(Entries from a visual dataset)
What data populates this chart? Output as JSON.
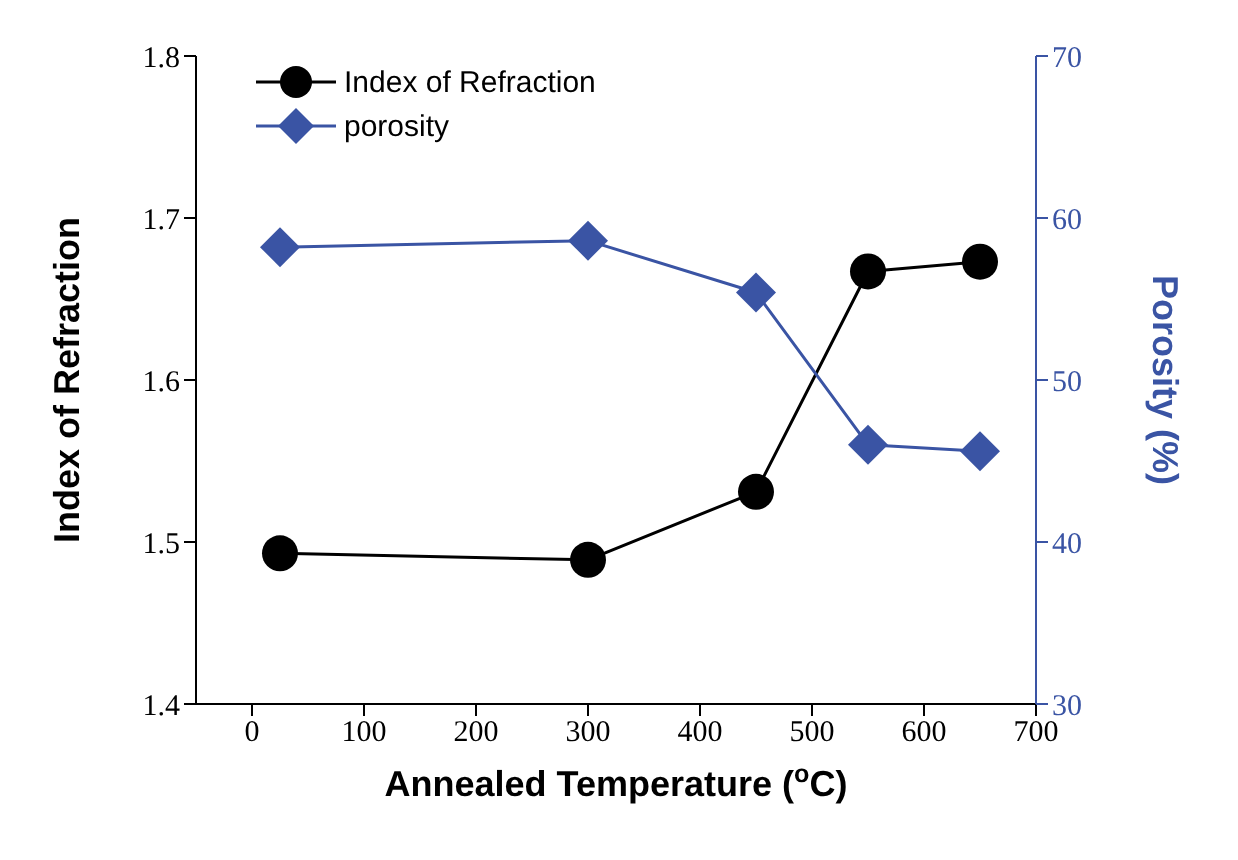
{
  "chart_data": {
    "type": "line",
    "xlabel": "Annealed Temperature ($^{o}$C)",
    "ylabel": "Index of Refraction",
    "y2label": "Porosity (%)",
    "x": [
      25,
      300,
      450,
      550,
      650
    ],
    "series": [
      {
        "name": "Index of Refraction",
        "color": "#000000",
        "marker": "circle",
        "values": [
          1.493,
          1.489,
          1.531,
          1.667,
          1.673
        ]
      },
      {
        "name": "porosity",
        "color": "#3a54a4",
        "marker": "diamond",
        "axis": "y2",
        "values": [
          58.2,
          58.6,
          55.4,
          46.0,
          45.6
        ]
      }
    ],
    "xlim": [
      -50,
      700
    ],
    "xticks": [
      0,
      100,
      200,
      300,
      400,
      500,
      600,
      700
    ],
    "ylim": [
      1.4,
      1.8
    ],
    "yticks": [
      1.4,
      1.5,
      1.6,
      1.7,
      1.8
    ],
    "y2lim": [
      30,
      70
    ],
    "y2ticks": [
      30,
      40,
      50,
      60,
      70
    ],
    "grid": false,
    "legend": "top left",
    "line_style": "solid"
  }
}
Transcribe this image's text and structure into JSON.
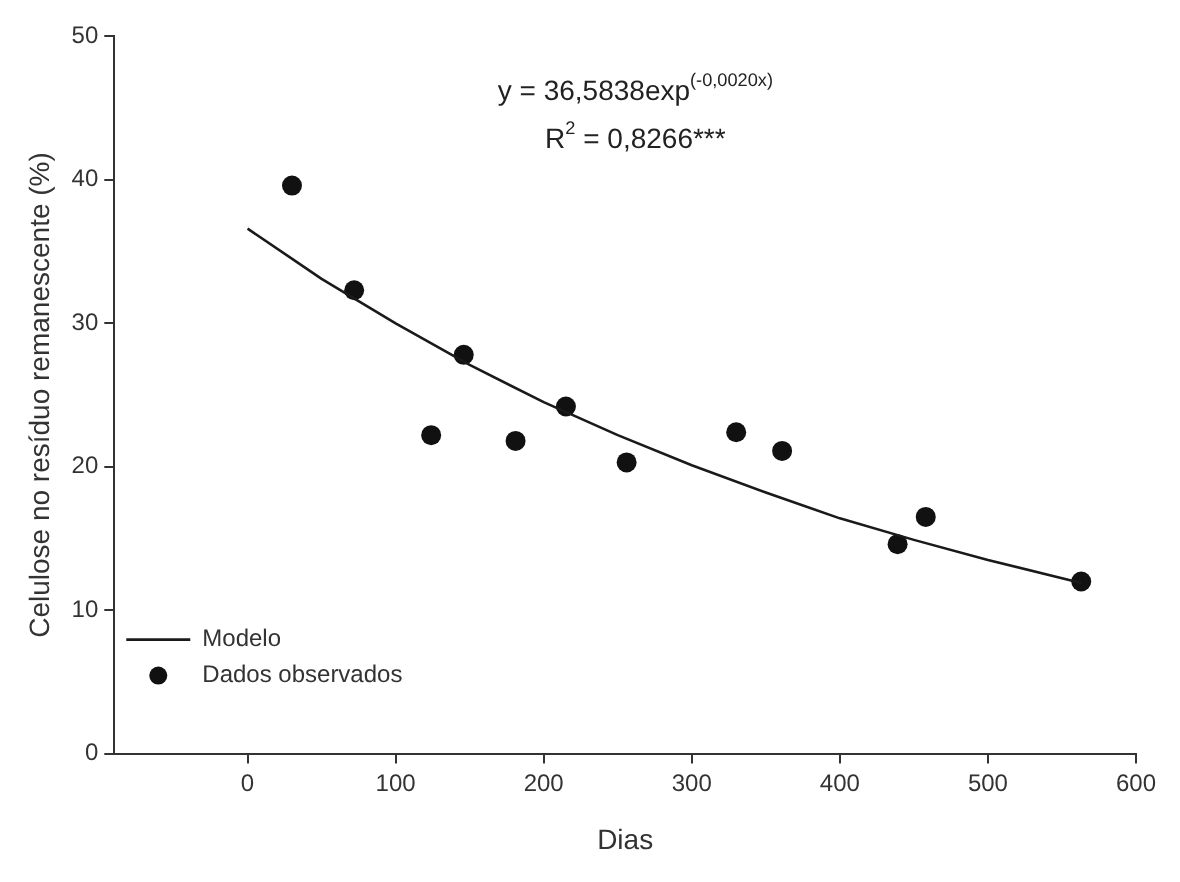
{
  "chart_data": {
    "type": "scatter",
    "xlabel": "Dias",
    "ylabel": "Celulose no resíduo remanescente (%)",
    "xlim": [
      -90,
      600
    ],
    "xticks": [
      0,
      100,
      200,
      300,
      400,
      500,
      600
    ],
    "ylim": [
      0,
      50
    ],
    "yticks": [
      0,
      10,
      20,
      30,
      40,
      50
    ],
    "grid": false,
    "legend": "bottom left",
    "marker": "circle",
    "annotations": [
      "y = 36,5838exp$^{(-0,0020x)}$",
      "R$^{2}$ = 0,8266***"
    ],
    "series": [
      {
        "name": "Modelo",
        "type": "line",
        "color": "#1a1a1a",
        "marker": "none",
        "line_style": "solid",
        "x": [
          0,
          50,
          100,
          150,
          200,
          250,
          300,
          350,
          400,
          450,
          500,
          563
        ],
        "values": [
          36.6,
          33.1,
          30.0,
          27.1,
          24.5,
          22.2,
          20.1,
          18.2,
          16.4,
          14.9,
          13.5,
          11.9
        ]
      },
      {
        "name": "Dados observados",
        "color": "#111111",
        "x": [
          30,
          72,
          124,
          146,
          181,
          215,
          256,
          330,
          361,
          439,
          458,
          563
        ],
        "values": [
          39.6,
          32.3,
          22.2,
          27.8,
          21.8,
          24.2,
          20.3,
          22.4,
          21.1,
          14.6,
          16.5,
          12.0
        ]
      }
    ]
  }
}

_PROBLEM TO WORK ON_
Find the word "this" in the entries above and gather every line that holds it.

_WORKED ANSWER_
What data populates this chart? Output as JSON.
Transcribe this image's text and structure into JSON.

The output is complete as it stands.